▶ [Instructions to follow]
Make an exact copy of the records, dropping all pictures.

Data records:

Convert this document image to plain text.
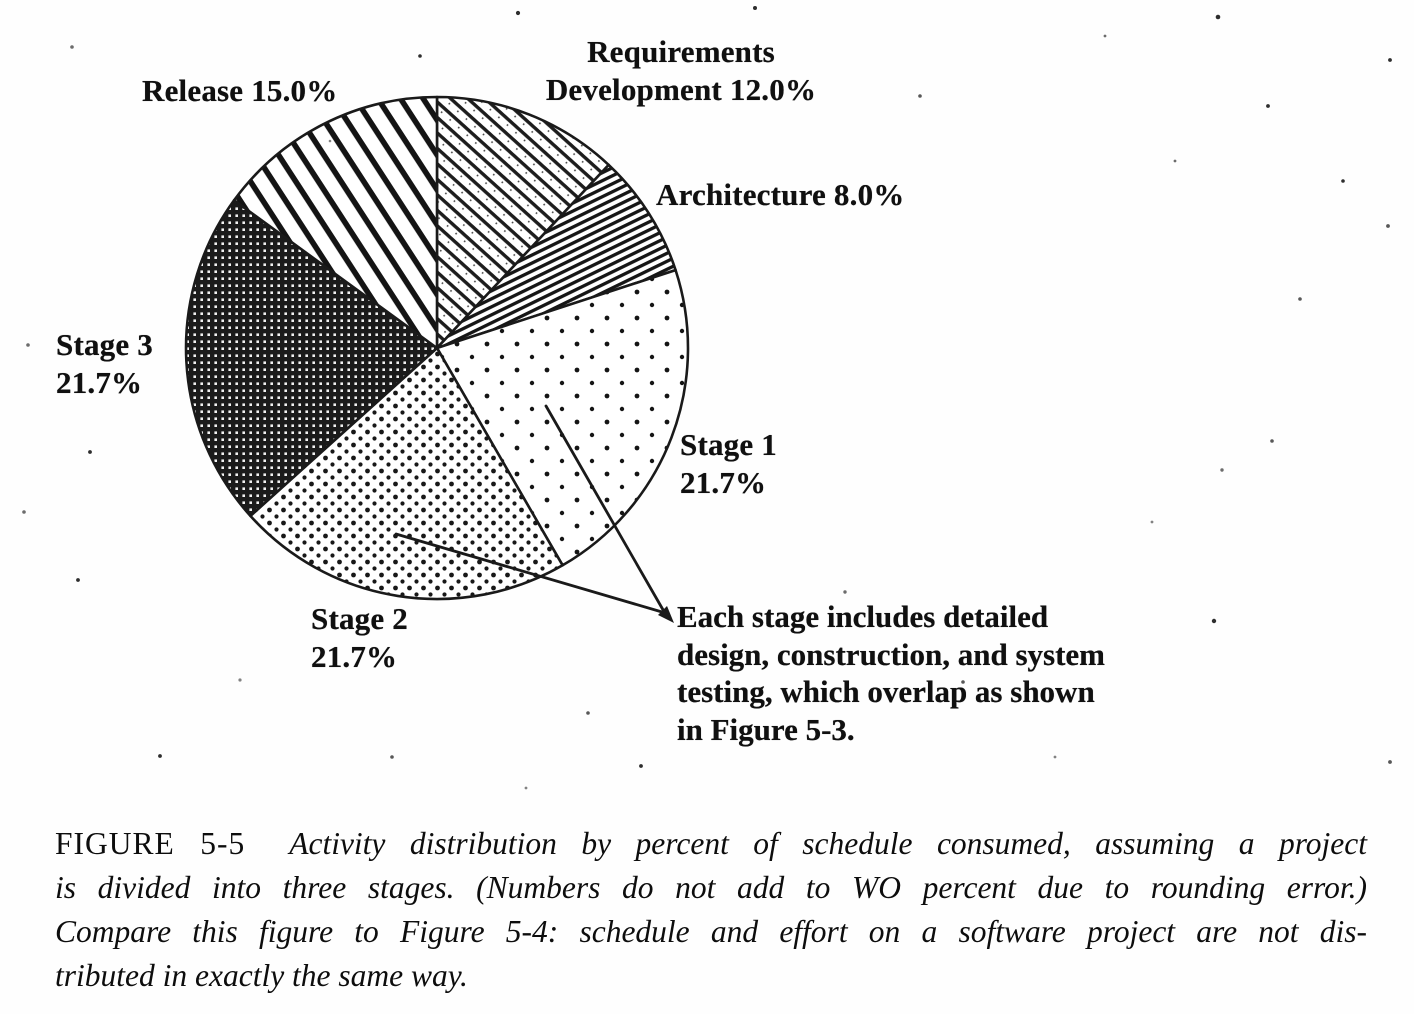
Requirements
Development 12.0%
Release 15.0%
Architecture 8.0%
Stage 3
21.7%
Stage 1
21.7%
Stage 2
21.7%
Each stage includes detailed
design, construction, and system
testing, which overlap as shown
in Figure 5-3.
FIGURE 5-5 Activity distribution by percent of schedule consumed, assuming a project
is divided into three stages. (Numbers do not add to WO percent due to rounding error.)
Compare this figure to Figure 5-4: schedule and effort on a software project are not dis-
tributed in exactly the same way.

▶ [Task response]
Convert this document image to plain text.
Requirements
Development 12.0%
Release 15.0%
Architecture 8.0%
Stage 3
21.7%
Stage 1
21.7%
Stage 2
21.7%
Each stage includes detailed
design, construction, and system
testing, which overlap as shown
in Figure 5-3.
FIGURE 5-5 Activity distribution by percent of schedule consumed, assuming a project
is divided into three stages. (Numbers do not add to WO percent due to rounding error.)
Compare this figure to Figure 5-4: schedule and effort on a software project are not dis-
tributed in exactly the same way.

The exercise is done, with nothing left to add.